Given instruction
Extract every line from the records below that contains the word "close".

═════ Records provided ═════

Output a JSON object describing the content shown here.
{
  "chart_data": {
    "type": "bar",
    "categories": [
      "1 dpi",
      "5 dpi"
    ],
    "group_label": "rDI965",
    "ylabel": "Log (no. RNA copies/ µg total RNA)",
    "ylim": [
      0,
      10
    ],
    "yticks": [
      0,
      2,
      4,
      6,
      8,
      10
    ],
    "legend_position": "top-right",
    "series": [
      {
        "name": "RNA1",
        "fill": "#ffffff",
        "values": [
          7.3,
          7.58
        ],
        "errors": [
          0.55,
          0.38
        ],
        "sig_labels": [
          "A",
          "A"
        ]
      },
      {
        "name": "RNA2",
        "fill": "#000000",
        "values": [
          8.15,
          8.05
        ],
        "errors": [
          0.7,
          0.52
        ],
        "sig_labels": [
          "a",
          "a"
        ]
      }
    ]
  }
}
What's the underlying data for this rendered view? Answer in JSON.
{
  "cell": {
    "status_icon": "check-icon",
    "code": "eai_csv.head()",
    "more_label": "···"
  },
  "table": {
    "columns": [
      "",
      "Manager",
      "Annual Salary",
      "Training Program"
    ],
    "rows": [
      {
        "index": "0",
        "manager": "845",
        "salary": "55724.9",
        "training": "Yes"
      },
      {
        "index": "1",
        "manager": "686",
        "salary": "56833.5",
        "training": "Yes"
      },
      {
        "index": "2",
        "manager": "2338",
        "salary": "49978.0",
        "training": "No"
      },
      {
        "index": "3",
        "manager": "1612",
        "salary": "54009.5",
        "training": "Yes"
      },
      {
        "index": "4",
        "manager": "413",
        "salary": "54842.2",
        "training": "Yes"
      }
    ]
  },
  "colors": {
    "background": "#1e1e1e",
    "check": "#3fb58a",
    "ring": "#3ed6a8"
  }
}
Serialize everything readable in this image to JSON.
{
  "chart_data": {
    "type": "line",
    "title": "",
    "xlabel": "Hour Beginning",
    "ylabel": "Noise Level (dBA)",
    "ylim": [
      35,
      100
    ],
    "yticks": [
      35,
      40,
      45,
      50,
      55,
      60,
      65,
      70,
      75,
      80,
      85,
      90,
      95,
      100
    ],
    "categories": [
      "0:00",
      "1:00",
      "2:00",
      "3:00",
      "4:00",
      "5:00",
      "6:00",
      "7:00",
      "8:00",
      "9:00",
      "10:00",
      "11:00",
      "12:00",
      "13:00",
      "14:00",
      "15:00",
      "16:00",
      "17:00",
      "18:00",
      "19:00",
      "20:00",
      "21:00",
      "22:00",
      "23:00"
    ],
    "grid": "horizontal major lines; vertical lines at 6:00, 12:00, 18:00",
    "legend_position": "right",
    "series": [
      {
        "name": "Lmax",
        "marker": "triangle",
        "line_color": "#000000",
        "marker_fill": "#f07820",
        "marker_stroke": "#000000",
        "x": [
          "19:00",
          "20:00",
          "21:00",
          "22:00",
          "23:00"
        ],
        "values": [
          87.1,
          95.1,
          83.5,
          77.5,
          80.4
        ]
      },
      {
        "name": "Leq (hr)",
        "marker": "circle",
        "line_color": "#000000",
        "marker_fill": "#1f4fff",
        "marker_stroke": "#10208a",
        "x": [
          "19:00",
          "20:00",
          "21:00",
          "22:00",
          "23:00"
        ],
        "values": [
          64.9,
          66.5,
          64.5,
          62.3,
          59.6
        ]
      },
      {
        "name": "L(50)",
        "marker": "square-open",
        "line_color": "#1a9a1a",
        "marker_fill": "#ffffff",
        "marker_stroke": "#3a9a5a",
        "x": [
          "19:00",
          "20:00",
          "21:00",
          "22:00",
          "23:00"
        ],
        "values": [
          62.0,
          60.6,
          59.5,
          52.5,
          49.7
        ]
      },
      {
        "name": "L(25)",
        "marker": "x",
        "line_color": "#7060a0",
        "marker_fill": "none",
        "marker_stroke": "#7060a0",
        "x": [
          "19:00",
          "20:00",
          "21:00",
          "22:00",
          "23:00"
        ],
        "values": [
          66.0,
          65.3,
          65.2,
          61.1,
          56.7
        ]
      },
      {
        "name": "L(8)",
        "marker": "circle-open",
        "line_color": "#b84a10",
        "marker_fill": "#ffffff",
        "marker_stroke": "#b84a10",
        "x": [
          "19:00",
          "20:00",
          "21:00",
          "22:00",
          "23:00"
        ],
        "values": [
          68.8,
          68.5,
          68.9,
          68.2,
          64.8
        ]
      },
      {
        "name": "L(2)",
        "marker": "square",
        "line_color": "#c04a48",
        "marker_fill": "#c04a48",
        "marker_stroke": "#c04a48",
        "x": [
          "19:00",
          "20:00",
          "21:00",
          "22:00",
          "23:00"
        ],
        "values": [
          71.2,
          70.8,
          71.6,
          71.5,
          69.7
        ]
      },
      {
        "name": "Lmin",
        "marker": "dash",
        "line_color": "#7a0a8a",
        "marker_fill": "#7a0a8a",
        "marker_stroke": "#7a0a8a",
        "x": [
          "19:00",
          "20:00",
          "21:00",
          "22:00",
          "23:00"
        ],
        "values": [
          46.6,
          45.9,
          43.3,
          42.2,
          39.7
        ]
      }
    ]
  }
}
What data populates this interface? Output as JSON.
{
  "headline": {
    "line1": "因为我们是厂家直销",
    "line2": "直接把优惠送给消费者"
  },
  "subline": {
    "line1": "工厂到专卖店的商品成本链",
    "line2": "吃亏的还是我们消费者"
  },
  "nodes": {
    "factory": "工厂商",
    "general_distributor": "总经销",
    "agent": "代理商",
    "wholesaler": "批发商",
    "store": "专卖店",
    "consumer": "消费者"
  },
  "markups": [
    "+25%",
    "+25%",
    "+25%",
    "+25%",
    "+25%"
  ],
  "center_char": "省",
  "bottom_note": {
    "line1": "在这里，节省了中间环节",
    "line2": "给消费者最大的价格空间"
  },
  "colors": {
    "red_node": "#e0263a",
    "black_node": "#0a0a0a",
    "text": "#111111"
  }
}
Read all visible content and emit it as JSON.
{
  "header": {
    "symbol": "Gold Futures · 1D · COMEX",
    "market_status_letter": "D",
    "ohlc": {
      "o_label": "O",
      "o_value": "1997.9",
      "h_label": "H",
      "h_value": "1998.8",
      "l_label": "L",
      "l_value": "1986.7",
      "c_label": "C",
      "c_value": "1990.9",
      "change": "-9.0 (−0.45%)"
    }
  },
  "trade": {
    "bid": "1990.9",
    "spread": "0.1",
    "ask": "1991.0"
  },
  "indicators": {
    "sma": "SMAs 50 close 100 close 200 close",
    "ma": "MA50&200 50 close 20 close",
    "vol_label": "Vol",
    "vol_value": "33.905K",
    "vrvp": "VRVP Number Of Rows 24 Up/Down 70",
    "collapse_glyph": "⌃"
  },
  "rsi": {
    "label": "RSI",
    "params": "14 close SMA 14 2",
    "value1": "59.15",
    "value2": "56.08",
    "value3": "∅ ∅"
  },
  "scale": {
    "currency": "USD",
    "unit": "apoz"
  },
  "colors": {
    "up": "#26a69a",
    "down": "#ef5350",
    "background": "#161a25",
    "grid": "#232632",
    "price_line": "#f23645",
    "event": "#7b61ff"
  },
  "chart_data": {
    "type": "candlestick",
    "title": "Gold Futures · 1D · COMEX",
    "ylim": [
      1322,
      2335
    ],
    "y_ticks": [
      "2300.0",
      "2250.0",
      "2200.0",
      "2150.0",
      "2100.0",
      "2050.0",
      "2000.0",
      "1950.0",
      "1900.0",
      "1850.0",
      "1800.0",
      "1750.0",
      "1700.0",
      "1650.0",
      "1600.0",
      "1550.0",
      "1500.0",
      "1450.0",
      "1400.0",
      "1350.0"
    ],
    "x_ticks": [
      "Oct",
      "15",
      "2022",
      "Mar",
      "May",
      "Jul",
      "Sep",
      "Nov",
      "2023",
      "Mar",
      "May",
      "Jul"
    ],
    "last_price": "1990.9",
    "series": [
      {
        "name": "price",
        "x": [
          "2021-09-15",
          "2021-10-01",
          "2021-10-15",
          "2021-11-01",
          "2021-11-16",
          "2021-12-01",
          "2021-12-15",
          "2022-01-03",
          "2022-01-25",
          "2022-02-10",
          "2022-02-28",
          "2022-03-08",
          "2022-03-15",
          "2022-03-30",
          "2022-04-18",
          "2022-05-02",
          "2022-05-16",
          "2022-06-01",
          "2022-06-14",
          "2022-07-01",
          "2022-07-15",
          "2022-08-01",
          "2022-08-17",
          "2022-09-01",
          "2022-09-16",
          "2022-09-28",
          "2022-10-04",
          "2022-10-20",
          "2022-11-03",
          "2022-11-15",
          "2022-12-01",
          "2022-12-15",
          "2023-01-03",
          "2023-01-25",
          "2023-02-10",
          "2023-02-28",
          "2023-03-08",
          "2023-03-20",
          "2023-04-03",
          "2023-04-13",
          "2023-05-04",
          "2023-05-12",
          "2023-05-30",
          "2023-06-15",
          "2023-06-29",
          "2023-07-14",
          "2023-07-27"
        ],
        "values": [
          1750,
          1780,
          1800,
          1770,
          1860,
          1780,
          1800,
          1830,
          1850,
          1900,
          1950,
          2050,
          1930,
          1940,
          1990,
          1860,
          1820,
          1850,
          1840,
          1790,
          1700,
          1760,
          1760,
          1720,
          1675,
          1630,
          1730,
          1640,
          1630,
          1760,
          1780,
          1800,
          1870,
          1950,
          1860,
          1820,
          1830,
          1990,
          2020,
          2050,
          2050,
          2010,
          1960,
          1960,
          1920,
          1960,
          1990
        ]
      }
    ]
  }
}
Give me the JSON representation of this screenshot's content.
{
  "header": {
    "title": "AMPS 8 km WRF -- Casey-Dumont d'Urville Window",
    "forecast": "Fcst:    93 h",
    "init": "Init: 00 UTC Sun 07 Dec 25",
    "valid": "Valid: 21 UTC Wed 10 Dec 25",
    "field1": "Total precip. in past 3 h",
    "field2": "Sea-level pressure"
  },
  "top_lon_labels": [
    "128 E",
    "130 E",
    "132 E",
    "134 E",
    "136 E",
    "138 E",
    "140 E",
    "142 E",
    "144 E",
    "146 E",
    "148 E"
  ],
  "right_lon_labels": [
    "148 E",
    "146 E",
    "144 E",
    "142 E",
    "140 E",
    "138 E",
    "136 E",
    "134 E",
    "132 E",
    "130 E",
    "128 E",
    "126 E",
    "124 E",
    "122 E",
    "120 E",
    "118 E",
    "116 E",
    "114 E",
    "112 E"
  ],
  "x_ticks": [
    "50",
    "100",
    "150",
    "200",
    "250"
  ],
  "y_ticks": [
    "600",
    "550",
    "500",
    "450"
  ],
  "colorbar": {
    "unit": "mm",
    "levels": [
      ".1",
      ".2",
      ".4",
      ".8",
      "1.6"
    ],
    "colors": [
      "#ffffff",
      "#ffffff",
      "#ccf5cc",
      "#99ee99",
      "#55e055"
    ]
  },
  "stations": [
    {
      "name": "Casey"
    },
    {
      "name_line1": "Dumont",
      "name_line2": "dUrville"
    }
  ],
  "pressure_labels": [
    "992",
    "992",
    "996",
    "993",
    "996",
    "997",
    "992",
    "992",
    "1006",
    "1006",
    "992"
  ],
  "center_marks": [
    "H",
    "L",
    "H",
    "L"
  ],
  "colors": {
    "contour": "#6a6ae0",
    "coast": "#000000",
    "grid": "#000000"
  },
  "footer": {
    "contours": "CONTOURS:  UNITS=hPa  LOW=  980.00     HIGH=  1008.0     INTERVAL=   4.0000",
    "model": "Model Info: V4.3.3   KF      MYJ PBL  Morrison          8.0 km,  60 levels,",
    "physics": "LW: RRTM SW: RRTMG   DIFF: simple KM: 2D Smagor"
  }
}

═════

Complete output
    "sma": "SMAs 50 close 100 close 200 close",
    "ma": "MA50&200 50 close 20 close",
    "params": "14 close SMA 14 2",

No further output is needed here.